** Start **
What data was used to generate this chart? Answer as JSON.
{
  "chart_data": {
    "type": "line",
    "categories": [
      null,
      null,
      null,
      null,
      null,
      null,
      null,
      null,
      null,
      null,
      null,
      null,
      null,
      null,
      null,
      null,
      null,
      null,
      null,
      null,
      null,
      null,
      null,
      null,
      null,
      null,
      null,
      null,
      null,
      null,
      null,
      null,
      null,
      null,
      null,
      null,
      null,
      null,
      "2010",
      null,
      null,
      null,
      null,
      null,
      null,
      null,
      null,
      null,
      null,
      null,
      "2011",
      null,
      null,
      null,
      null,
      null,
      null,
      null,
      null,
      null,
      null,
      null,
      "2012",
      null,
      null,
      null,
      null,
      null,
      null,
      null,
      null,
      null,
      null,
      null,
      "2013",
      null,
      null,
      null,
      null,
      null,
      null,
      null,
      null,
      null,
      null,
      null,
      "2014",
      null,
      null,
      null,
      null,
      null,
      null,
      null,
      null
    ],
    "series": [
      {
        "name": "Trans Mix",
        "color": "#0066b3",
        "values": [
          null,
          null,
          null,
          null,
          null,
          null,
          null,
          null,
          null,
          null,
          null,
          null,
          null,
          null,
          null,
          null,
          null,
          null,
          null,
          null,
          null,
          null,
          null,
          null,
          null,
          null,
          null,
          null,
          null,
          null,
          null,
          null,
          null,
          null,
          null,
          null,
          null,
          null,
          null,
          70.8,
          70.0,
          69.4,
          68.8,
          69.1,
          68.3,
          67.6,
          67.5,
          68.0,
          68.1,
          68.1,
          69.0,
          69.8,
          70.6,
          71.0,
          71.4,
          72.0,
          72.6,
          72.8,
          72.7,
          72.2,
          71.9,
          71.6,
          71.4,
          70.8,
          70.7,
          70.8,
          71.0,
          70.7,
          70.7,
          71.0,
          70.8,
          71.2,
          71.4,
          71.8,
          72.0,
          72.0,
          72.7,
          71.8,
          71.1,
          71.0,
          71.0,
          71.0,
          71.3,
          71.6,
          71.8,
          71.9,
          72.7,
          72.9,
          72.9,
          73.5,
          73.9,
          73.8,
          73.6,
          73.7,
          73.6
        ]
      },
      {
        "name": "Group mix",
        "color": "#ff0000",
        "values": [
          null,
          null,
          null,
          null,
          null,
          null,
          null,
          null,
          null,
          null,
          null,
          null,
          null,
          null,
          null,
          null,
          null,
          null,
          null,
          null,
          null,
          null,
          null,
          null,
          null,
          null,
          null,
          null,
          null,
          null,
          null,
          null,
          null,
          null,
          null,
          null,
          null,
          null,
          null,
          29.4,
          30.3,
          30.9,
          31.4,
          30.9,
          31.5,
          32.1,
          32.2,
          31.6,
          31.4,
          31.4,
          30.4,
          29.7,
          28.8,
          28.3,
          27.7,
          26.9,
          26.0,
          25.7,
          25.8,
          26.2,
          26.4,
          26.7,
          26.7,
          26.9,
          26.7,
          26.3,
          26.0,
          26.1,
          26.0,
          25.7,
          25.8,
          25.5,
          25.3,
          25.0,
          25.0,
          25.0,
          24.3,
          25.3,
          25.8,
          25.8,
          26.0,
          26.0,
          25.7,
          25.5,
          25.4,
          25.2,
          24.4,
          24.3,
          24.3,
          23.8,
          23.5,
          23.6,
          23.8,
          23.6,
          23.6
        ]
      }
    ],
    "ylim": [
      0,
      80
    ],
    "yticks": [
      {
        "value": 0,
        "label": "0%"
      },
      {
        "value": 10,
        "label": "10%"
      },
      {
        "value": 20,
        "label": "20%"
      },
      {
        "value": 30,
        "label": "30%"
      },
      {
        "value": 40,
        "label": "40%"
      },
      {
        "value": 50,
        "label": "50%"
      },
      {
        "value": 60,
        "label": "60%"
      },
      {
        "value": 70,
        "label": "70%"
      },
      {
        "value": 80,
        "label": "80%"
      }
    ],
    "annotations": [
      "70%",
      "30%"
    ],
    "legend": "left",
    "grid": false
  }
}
** End **
◆ Exercise prompt: Copy the data above exactly. Every line must be included.

◆ Task output:
What data was used to generate this chart? Answer as JSON.
{
  "chart_data": {
    "type": "line",
    "categories": [
      null,
      null,
      null,
      null,
      null,
      null,
      null,
      null,
      null,
      null,
      null,
      null,
      null,
      null,
      null,
      null,
      null,
      null,
      null,
      null,
      null,
      null,
      null,
      null,
      null,
      null,
      null,
      null,
      null,
      null,
      null,
      null,
      null,
      null,
      null,
      null,
      null,
      null,
      "2010",
      null,
      null,
      null,
      null,
      null,
      null,
      null,
      null,
      null,
      null,
      null,
      "2011",
      null,
      null,
      null,
      null,
      null,
      null,
      null,
      null,
      null,
      null,
      null,
      "2012",
      null,
      null,
      null,
      null,
      null,
      null,
      null,
      null,
      null,
      null,
      null,
      "2013",
      null,
      null,
      null,
      null,
      null,
      null,
      null,
      null,
      null,
      null,
      null,
      "2014",
      null,
      null,
      null,
      null,
      null,
      null,
      null,
      null
    ],
    "series": [
      {
        "name": "Trans Mix",
        "color": "#0066b3",
        "values": [
          null,
          null,
          null,
          null,
          null,
          null,
          null,
          null,
          null,
          null,
          null,
          null,
          null,
          null,
          null,
          null,
          null,
          null,
          null,
          null,
          null,
          null,
          null,
          null,
          null,
          null,
          null,
          null,
          null,
          null,
          null,
          null,
          null,
          null,
          null,
          null,
          null,
          null,
          null,
          70.8,
          70.0,
          69.4,
          68.8,
          69.1,
          68.3,
          67.6,
          67.5,
          68.0,
          68.1,
          68.1,
          69.0,
          69.8,
          70.6,
          71.0,
          71.4,
          72.0,
          72.6,
          72.8,
          72.7,
          72.2,
          71.9,
          71.6,
          71.4,
          70.8,
          70.7,
          70.8,
          71.0,
          70.7,
          70.7,
          71.0,
          70.8,
          71.2,
          71.4,
          71.8,
          72.0,
          72.0,
          72.7,
          71.8,
          71.1,
          71.0,
          71.0,
          71.0,
          71.3,
          71.6,
          71.8,
          71.9,
          72.7,
          72.9,
          72.9,
          73.5,
          73.9,
          73.8,
          73.6,
          73.7,
          73.6
        ]
      },
      {
        "name": "Group mix",
        "color": "#ff0000",
        "values": [
          null,
          null,
          null,
          null,
          null,
          null,
          null,
          null,
          null,
          null,
          null,
          null,
          null,
          null,
          null,
          null,
          null,
          null,
          null,
          null,
          null,
          null,
          null,
          null,
          null,
          null,
          null,
          null,
          null,
          null,
          null,
          null,
          null,
          null,
          null,
          null,
          null,
          null,
          null,
          29.4,
          30.3,
          30.9,
          31.4,
          30.9,
          31.5,
          32.1,
          32.2,
          31.6,
          31.4,
          31.4,
          30.4,
          29.7,
          28.8,
          28.3,
          27.7,
          26.9,
          26.0,
          25.7,
          25.8,
          26.2,
          26.4,
          26.7,
          26.7,
          26.9,
          26.7,
          26.3,
          26.0,
          26.1,
          26.0,
          25.7,
          25.8,
          25.5,
          25.3,
          25.0,
          25.0,
          25.0,
          24.3,
          25.3,
          25.8,
          25.8,
          26.0,
          26.0,
          25.7,
          25.5,
          25.4,
          25.2,
          24.4,
          24.3,
          24.3,
          23.8,
          23.5,
          23.6,
          23.8,
          23.6,
          23.6
        ]
      }
    ],
    "ylim": [
      0,
      80
    ],
    "yticks": [
      {
        "value": 0,
        "label": "0%"
      },
      {
        "value": 10,
        "label": "10%"
      },
      {
        "value": 20,
        "label": "20%"
      },
      {
        "value": 30,
        "label": "30%"
      },
      {
        "value": 40,
        "label": "40%"
      },
      {
        "value": 50,
        "label": "50%"
      },
      {
        "value": 60,
        "label": "60%"
      },
      {
        "value": 70,
        "label": "70%"
      },
      {
        "value": 80,
        "label": "80%"
      }
    ],
    "annotations": [
      "70%",
      "30%"
    ],
    "legend": "left",
    "grid": false
  }
}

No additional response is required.